**Short exercise:** Here are some records; quote them exactly, leaving out the pictures.

■ ■ ■ ■ ■

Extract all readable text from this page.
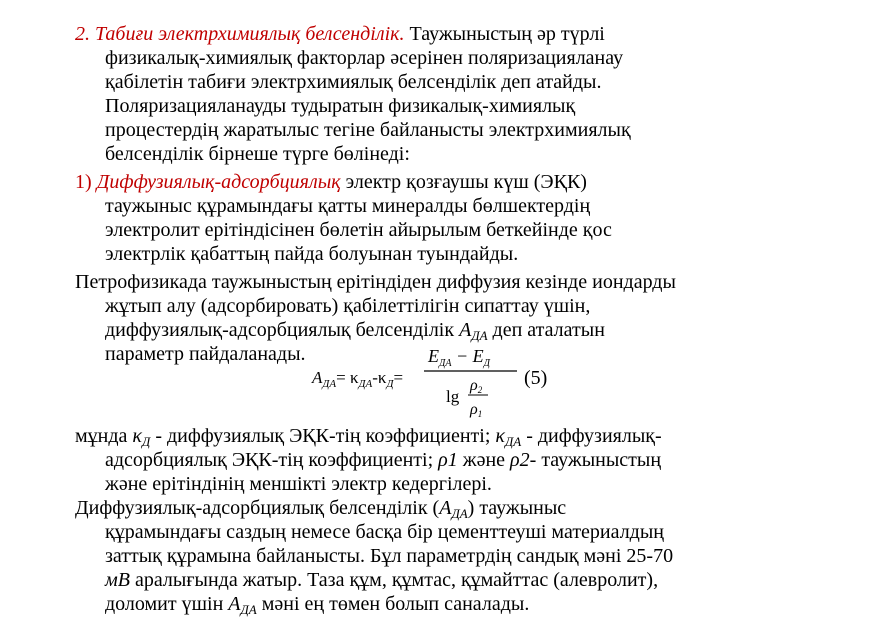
2. Табиғи электрхимиялық белсенділік. Таужыныстың әр түрлі
физикалық-химиялық факторлар әсерінен поляризацияланау
қабілетін табиғи электрхимиялық белсенділік деп атайды.
Поляризацияланауды тудыратын физикалық-химиялық
процестердің жаратылыс тегіне байланысты электрхимиялық
белсенділік бірнеше түрге бөлінеді:
1) Диффузиялық-адсорбциялық электр қозғаушы күш (ЭҚК)
таужыныс құрамындағы қатты минералды бөлшектердің
электролит ерітіндісінен бөлетін айырылым беткейінде қос
электрлік қабаттың пайда болуынан туындайды.
Петрофизикада таужыныстың ерітіндіден диффузия кезінде иондарды
жұтып алу (адсорбировать) қабілеттілігін сипаттау үшін,
диффузиялық-адсорбциялық белсенділік $A_{ДА}$ деп аталатын
параметр пайдаланады.
$A_{ДА}= \kappa_{ДА}-\kappa_Д=$
$E_{ДА} - E_Д$
lg
ρ2
ρ1
(5)
мұнда $\kappa_Д$ - диффузиялық ЭҚК-тің коэффициенті; $\kappa_{ДА}$ - диффузиялық-
адсорбциялық ЭҚК-тің коэффициенті; ρ1 және ρ2- таужыныстың
және ерітіндінің меншікті электр кедергілері.
Диффузиялық-адсорбциялық белсенділік $(A_{ДА})$ таужыныс
құрамындағы саздың немесе басқа бір цементтеуші материалдың
заттық құрамына байланысты. Бұл параметрдің сандық мәні 25-70
мВ аралығында жатыр. Таза құм, құмтас, құмайттас (алевролит),
доломит үшін $A_{ДА}$ мәні ең төмен болып саналады.
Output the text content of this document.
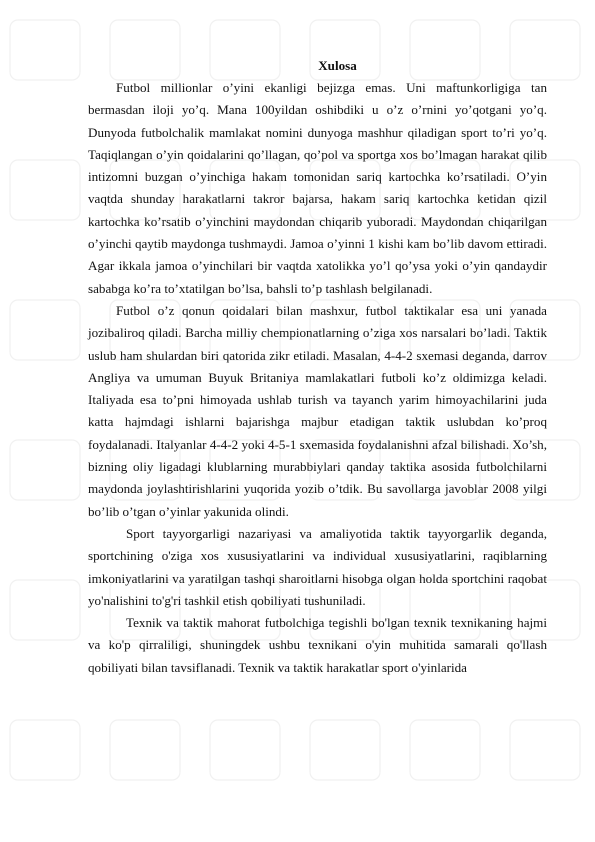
Xulosa

Futbol millionlar o’yini ekanligi bejizga emas. Uni maftunkorligiga tan bermasdan iloji yo’q. Mana 100yildan oshibdiki u o’z o’rnini yo’qotgani yo’q. Dunyoda futbolchalik mamlakat nomini dunyoga mashhur qiladigan sport to’ri yo’q. Taqiqlangan o’yin qoidalarini qo’llagan, qo’pol va sportga xos bo’lmagan harakat qilib intizomni buzgan o’yinchiga hakam tomonidan sariq kartochka ko’rsatiladi. O’yin vaqtda shunday harakatlarni takror bajarsa, hakam sariq kartochka ketidan qizil kartochka ko’rsatib o’yinchini maydondan chiqarib yuboradi. Maydondan chiqarilgan o’yinchi qaytib maydonga tushmaydi. Jamoa o’yinni 1 kishi kam bo’lib davom ettiradi. Agar ikkala jamoa o’yinchilari bir vaqtda xatolikka yo’l qo’ysa yoki o’yin qandaydir sababga ko’ra to’xtatilgan bo’lsa, bahsli to’p tashlash belgilanadi.

Futbol o’z qonun qoidalari bilan mashxur, futbol taktikalar esa uni yanada jozibaliroq qiladi. Barcha milliy chempionatlarning o’ziga xos narsalari bo’ladi. Taktik uslub ham shulardan biri qatorida zikr etiladi. Masalan, 4-4-2 sxemasi deganda, darrov Angliya va umuman Buyuk Britaniya mamlakatlari futboli ko’z oldimizga keladi. Italiyada esa to’pni himoyada ushlab turish va tayanch yarim himoyachilarini juda katta hajmdagi ishlarni bajarishga majbur etadigan taktik uslubdan ko’proq foydalanadi. Italyanlar 4-4-2 yoki 4-5-1 sxemasida foydalanishni afzal bilishadi. Xo’sh, bizning oliy ligadagi klublarning murabbiylari qanday taktika asosida futbolchilarni maydonda joylashtirishlarini yuqorida yozib o’tdik. Bu savollarga javoblar 2008 yilgi bo’lib o’tgan o’yinlar yakunida olindi.

Sport tayyorgarligi nazariyasi va amaliyotida taktik tayyorgarlik deganda, sportchining o'ziga xos xususiyatlarini va individual xususiyatlarini, raqiblarning imkoniyatlarini va yaratilgan tashqi sharoitlarni hisobga olgan holda sportchini raqobat yo'nalishini to'g'ri tashkil etish qobiliyati tushuniladi.

Texnik va taktik mahorat futbolchiga tegishli bo'lgan texnik texnikaning hajmi va ko'p qirraliligi, shuningdek ushbu texnikani o'yin muhitida samarali qo'llash qobiliyati bilan tavsiflanadi. Texnik va taktik harakatlar sport o'yinlarida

■ ■ ■ ■ ■

**Final result:**
Extract all readable text from this page.
2. Табиғи электрхимиялық белсенділік. Таужыныстың әр түрлі
физикалық-химиялық факторлар әсерінен поляризацияланау
қабілетін табиғи электрхимиялық белсенділік деп атайды.
Поляризацияланауды тудыратын физикалық-химиялық
процестердің жаратылыс тегіне байланысты электрхимиялық
белсенділік бірнеше түрге бөлінеді:
1) Диффузиялық-адсорбциялық электр қозғаушы күш (ЭҚК)
таужыныс құрамындағы қатты минералды бөлшектердің
электролит ерітіндісінен бөлетін айырылым беткейінде қос
электрлік қабаттың пайда болуынан туындайды.
Петрофизикада таужыныстың ерітіндіден диффузия кезінде иондарды
жұтып алу (адсорбировать) қабілеттілігін сипаттау үшін,
диффузиялық-адсорбциялық белсенділік $A_{ДА}$ деп аталатын
параметр пайдаланады.
$A_{ДА}= \kappa_{ДА}-\kappa_Д=$
$E_{ДА} - E_Д$
lg
ρ2
ρ1
(5)
мұнда $\kappa_Д$ - диффузиялық ЭҚК-тің коэффициенті; $\kappa_{ДА}$ - диффузиялық-
адсорбциялық ЭҚК-тің коэффициенті; ρ1 және ρ2- таужыныстың
және ерітіндінің меншікті электр кедергілері.
Диффузиялық-адсорбциялық белсенділік $(A_{ДА})$ таужыныс
құрамындағы саздың немесе басқа бір цементтеуші материалдың
заттық құрамына байланысты. Бұл параметрдің сандық мәні 25-70
мВ аралығында жатыр. Таза құм, құмтас, құмайттас (алевролит),
доломит үшін $A_{ДА}$ мәні ең төмен болып саналады.
Output the text content of this document.
Xulosa

Futbol millionlar o’yini ekanligi bejizga emas. Uni maftunkorligiga tan bermasdan iloji yo’q. Mana 100yildan oshibdiki u o’z o’rnini yo’qotgani yo’q. Dunyoda futbolchalik mamlakat nomini dunyoga mashhur qiladigan sport to’ri yo’q. Taqiqlangan o’yin qoidalarini qo’llagan, qo’pol va sportga xos bo’lmagan harakat qilib intizomni buzgan o’yinchiga hakam tomonidan sariq kartochka ko’rsatiladi. O’yin vaqtda shunday harakatlarni takror bajarsa, hakam sariq kartochka ketidan qizil kartochka ko’rsatib o’yinchini maydondan chiqarib yuboradi. Maydondan chiqarilgan o’yinchi qaytib maydonga tushmaydi. Jamoa o’yinni 1 kishi kam bo’lib davom ettiradi. Agar ikkala jamoa o’yinchilari bir vaqtda xatolikka yo’l qo’ysa yoki o’yin qandaydir sababga ko’ra to’xtatilgan bo’lsa, bahsli to’p tashlash belgilanadi.

Futbol o’z qonun qoidalari bilan mashxur, futbol taktikalar esa uni yanada jozibaliroq qiladi. Barcha milliy chempionatlarning o’ziga xos narsalari bo’ladi. Taktik uslub ham shulardan biri qatorida zikr etiladi. Masalan, 4-4-2 sxemasi deganda, darrov Angliya va umuman Buyuk Britaniya mamlakatlari futboli ko’z oldimizga keladi. Italiyada esa to’pni himoyada ushlab turish va tayanch yarim himoyachilarini juda katta hajmdagi ishlarni bajarishga majbur etadigan taktik uslubdan ko’proq foydalanadi. Italyanlar 4-4-2 yoki 4-5-1 sxemasida foydalanishni afzal bilishadi. Xo’sh, bizning oliy ligadagi klublarning murabbiylari qanday taktika asosida futbolchilarni maydonda joylashtirishlarini yuqorida yozib o’tdik. Bu savollarga javoblar 2008 yilgi bo’lib o’tgan o’yinlar yakunida olindi.

Sport tayyorgarligi nazariyasi va amaliyotida taktik tayyorgarlik deganda, sportchining o'ziga xos xususiyatlarini va individual xususiyatlarini, raqiblarning imkoniyatlarini va yaratilgan tashqi sharoitlarni hisobga olgan holda sportchini raqobat yo'nalishini to'g'ri tashkil etish qobiliyati tushuniladi.

Texnik va taktik mahorat futbolchiga tegishli bo'lgan texnik texnikaning hajmi va ko'p qirraliligi, shuningdek ushbu texnikani o'yin muhitida samarali qo'llash qobiliyati bilan tavsiflanadi. Texnik va taktik harakatlar sport o'yinlarida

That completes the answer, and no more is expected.